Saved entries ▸

** begin **

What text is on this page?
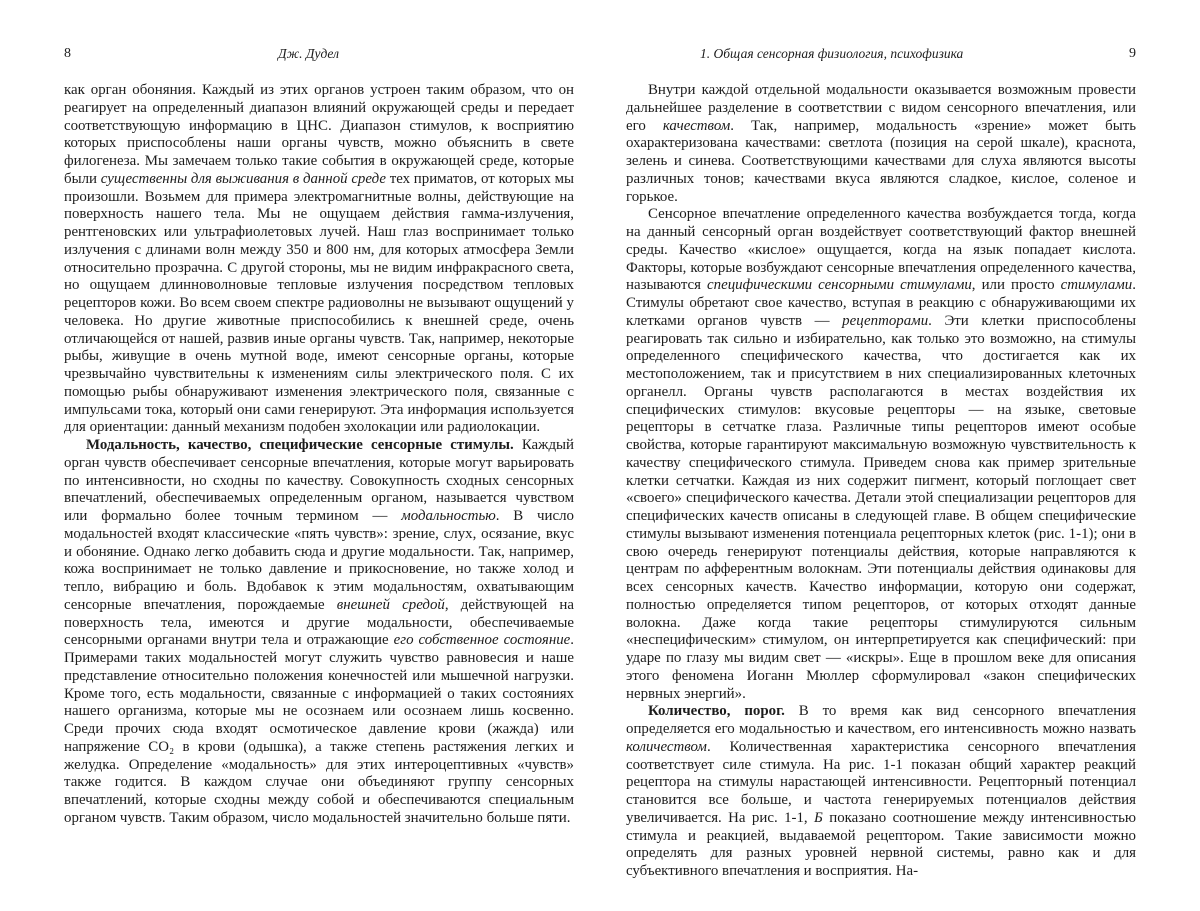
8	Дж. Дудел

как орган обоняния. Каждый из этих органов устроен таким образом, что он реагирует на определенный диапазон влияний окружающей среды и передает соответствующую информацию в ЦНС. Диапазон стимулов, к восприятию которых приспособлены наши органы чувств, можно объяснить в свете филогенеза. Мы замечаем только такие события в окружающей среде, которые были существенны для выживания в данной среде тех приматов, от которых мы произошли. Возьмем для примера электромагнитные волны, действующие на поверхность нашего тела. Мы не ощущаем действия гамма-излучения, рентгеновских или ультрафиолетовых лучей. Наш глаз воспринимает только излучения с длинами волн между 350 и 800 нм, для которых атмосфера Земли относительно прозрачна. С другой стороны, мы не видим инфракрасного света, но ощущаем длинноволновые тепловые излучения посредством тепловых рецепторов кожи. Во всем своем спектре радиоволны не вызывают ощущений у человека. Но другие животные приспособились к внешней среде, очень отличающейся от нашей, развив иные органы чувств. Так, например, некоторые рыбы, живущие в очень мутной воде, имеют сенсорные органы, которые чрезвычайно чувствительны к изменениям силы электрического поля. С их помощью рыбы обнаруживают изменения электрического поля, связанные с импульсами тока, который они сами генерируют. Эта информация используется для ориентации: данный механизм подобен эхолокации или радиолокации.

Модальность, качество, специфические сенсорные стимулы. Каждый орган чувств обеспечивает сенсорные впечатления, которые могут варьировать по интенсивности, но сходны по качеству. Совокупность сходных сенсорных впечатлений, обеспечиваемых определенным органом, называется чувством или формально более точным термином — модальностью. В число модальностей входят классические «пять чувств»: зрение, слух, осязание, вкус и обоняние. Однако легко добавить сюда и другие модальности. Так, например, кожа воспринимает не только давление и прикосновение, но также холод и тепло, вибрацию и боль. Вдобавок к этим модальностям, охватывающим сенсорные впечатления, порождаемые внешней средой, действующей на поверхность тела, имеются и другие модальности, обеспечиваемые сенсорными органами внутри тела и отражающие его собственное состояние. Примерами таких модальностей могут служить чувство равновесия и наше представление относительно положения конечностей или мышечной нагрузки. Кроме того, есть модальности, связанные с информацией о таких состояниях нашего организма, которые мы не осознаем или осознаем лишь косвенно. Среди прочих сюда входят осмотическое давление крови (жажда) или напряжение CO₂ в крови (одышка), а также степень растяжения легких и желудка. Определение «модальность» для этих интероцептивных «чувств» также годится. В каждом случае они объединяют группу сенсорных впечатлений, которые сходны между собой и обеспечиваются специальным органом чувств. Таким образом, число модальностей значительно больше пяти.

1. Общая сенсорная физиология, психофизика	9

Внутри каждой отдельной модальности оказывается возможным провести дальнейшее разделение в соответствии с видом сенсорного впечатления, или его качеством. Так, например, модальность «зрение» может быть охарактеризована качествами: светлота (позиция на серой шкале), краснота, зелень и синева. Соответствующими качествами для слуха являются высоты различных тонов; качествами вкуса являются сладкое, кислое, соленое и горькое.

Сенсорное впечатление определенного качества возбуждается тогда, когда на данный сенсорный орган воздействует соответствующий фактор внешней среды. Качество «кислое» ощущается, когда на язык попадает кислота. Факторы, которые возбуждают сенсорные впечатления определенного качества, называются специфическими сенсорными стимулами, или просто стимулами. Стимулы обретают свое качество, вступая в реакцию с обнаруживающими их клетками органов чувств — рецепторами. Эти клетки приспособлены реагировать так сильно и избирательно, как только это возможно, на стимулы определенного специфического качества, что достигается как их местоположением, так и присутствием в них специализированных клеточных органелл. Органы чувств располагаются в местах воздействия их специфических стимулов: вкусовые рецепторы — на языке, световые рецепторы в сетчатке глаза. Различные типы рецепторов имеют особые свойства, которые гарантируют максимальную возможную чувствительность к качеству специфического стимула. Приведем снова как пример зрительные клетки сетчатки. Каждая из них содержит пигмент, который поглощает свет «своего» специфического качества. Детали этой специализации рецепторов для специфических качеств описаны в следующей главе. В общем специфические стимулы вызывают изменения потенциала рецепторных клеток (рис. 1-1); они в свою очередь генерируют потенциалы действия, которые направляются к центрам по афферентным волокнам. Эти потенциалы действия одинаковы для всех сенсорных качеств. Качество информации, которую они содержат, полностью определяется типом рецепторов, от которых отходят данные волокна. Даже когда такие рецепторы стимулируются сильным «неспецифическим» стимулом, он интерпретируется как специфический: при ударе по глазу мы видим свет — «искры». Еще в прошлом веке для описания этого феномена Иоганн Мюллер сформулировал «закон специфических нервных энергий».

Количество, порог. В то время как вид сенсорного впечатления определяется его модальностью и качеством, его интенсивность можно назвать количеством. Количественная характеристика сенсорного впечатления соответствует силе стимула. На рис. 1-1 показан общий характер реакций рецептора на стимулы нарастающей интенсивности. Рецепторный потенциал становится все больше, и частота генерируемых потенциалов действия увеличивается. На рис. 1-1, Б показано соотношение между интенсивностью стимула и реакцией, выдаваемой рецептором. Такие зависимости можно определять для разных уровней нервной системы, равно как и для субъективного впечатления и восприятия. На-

** end **

WRITTEN PROBLEM ▸
Each line of the material must be retyped exactly, except that images are omitted.

ANSWER TO THIS EXERCISE ▸
What text is on this page?
8	Дж. Дудел

как орган обоняния. Каждый из этих органов устроен таким образом, что он реагирует на определенный диапазон влияний окружающей среды и передает соответствующую информацию в ЦНС. Диапазон стимулов, к восприятию которых приспособлены наши органы чувств, можно объяснить в свете филогенеза. Мы замечаем только такие события в окружающей среде, которые были существенны для выживания в данной среде тех приматов, от которых мы произошли. Возьмем для примера электромагнитные волны, действующие на поверхность нашего тела. Мы не ощущаем действия гамма-излучения, рентгеновских или ультрафиолетовых лучей. Наш глаз воспринимает только излучения с длинами волн между 350 и 800 нм, для которых атмосфера Земли относительно прозрачна. С другой стороны, мы не видим инфракрасного света, но ощущаем длинноволновые тепловые излучения посредством тепловых рецепторов кожи. Во всем своем спектре радиоволны не вызывают ощущений у человека. Но другие животные приспособились к внешней среде, очень отличающейся от нашей, развив иные органы чувств. Так, например, некоторые рыбы, живущие в очень мутной воде, имеют сенсорные органы, которые чрезвычайно чувствительны к изменениям силы электрического поля. С их помощью рыбы обнаруживают изменения электрического поля, связанные с импульсами тока, который они сами генерируют. Эта информация используется для ориентации: данный механизм подобен эхолокации или радиолокации.

Модальность, качество, специфические сенсорные стимулы. Каждый орган чувств обеспечивает сенсорные впечатления, которые могут варьировать по интенсивности, но сходны по качеству. Совокупность сходных сенсорных впечатлений, обеспечиваемых определенным органом, называется чувством или формально более точным термином — модальностью. В число модальностей входят классические «пять чувств»: зрение, слух, осязание, вкус и обоняние. Однако легко добавить сюда и другие модальности. Так, например, кожа воспринимает не только давление и прикосновение, но также холод и тепло, вибрацию и боль. Вдобавок к этим модальностям, охватывающим сенсорные впечатления, порождаемые внешней средой, действующей на поверхность тела, имеются и другие модальности, обеспечиваемые сенсорными органами внутри тела и отражающие его собственное состояние. Примерами таких модальностей могут служить чувство равновесия и наше представление относительно положения конечностей или мышечной нагрузки. Кроме того, есть модальности, связанные с информацией о таких состояниях нашего организма, которые мы не осознаем или осознаем лишь косвенно. Среди прочих сюда входят осмотическое давление крови (жажда) или напряжение CO₂ в крови (одышка), а также степень растяжения легких и желудка. Определение «модальность» для этих интероцептивных «чувств» также годится. В каждом случае они объединяют группу сенсорных впечатлений, которые сходны между собой и обеспечиваются специальным органом чувств. Таким образом, число модальностей значительно больше пяти.

1. Общая сенсорная физиология, психофизика	9

Внутри каждой отдельной модальности оказывается возможным провести дальнейшее разделение в соответствии с видом сенсорного впечатления, или его качеством. Так, например, модальность «зрение» может быть охарактеризована качествами: светлота (позиция на серой шкале), краснота, зелень и синева. Соответствующими качествами для слуха являются высоты различных тонов; качествами вкуса являются сладкое, кислое, соленое и горькое.

Сенсорное впечатление определенного качества возбуждается тогда, когда на данный сенсорный орган воздействует соответствующий фактор внешней среды. Качество «кислое» ощущается, когда на язык попадает кислота. Факторы, которые возбуждают сенсорные впечатления определенного качества, называются специфическими сенсорными стимулами, или просто стимулами. Стимулы обретают свое качество, вступая в реакцию с обнаруживающими их клетками органов чувств — рецепторами. Эти клетки приспособлены реагировать так сильно и избирательно, как только это возможно, на стимулы определенного специфического качества, что достигается как их местоположением, так и присутствием в них специализированных клеточных органелл. Органы чувств располагаются в местах воздействия их специфических стимулов: вкусовые рецепторы — на языке, световые рецепторы в сетчатке глаза. Различные типы рецепторов имеют особые свойства, которые гарантируют максимальную возможную чувствительность к качеству специфического стимула. Приведем снова как пример зрительные клетки сетчатки. Каждая из них содержит пигмент, который поглощает свет «своего» специфического качества. Детали этой специализации рецепторов для специфических качеств описаны в следующей главе. В общем специфические стимулы вызывают изменения потенциала рецепторных клеток (рис. 1-1); они в свою очередь генерируют потенциалы действия, которые направляются к центрам по афферентным волокнам. Эти потенциалы действия одинаковы для всех сенсорных качеств. Качество информации, которую они содержат, полностью определяется типом рецепторов, от которых отходят данные волокна. Даже когда такие рецепторы стимулируются сильным «неспецифическим» стимулом, он интерпретируется как специфический: при ударе по глазу мы видим свет — «искры». Еще в прошлом веке для описания этого феномена Иоганн Мюллер сформулировал «закон специфических нервных энергий».

Количество, порог. В то время как вид сенсорного впечатления определяется его модальностью и качеством, его интенсивность можно назвать количеством. Количественная характеристика сенсорного впечатления соответствует силе стимула. На рис. 1-1 показан общий характер реакций рецептора на стимулы нарастающей интенсивности. Рецепторный потенциал становится все больше, и частота генерируемых потенциалов действия увеличивается. На рис. 1-1, Б показано соотношение между интенсивностью стимула и реакцией, выдаваемой рецептором. Такие зависимости можно определять для разных уровней нервной системы, равно как и для субъективного впечатления и восприятия. На-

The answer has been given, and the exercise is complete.